Records from a data collection:

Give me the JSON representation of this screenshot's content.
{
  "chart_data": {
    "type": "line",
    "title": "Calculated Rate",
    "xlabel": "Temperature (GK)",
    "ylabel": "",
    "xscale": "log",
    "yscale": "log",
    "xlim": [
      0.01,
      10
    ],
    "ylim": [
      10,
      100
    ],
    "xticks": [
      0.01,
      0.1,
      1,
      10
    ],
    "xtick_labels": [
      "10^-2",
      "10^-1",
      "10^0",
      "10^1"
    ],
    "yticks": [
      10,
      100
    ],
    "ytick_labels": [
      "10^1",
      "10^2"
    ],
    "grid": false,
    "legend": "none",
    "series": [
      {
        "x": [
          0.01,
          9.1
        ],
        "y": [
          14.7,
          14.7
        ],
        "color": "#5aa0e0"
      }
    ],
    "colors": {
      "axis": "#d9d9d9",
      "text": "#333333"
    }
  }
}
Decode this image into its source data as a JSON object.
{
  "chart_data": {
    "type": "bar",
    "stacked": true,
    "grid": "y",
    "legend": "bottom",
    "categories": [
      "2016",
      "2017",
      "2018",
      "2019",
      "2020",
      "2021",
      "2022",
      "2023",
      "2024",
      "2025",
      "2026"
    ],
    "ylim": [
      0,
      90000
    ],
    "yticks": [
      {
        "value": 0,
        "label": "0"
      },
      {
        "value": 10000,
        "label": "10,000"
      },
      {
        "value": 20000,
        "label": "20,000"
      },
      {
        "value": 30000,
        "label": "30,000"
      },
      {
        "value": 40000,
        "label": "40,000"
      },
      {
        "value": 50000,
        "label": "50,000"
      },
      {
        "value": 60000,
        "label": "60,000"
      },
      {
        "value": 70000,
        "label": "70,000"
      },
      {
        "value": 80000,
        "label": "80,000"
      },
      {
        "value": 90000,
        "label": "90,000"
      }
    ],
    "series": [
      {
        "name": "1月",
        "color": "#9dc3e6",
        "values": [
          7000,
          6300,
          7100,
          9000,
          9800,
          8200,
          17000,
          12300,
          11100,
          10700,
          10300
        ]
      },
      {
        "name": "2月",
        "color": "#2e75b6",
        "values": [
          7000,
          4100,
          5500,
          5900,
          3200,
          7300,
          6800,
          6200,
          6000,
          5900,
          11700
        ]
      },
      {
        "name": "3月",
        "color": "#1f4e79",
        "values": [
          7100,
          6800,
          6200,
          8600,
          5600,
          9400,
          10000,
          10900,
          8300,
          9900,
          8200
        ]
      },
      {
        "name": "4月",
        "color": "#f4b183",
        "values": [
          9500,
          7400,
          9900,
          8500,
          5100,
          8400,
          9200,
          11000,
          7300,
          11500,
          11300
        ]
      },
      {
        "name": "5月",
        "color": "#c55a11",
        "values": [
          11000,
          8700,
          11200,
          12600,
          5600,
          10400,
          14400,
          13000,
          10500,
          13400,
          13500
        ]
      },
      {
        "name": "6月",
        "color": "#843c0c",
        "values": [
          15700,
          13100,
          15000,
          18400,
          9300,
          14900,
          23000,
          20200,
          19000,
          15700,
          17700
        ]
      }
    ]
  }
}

**Stated goal:**
Look through the entries above. Extract each line with the word "this".

**Result below:**
Give me the JSON representation of this screenshot's content.
Decode this image into its source data as a JSON object.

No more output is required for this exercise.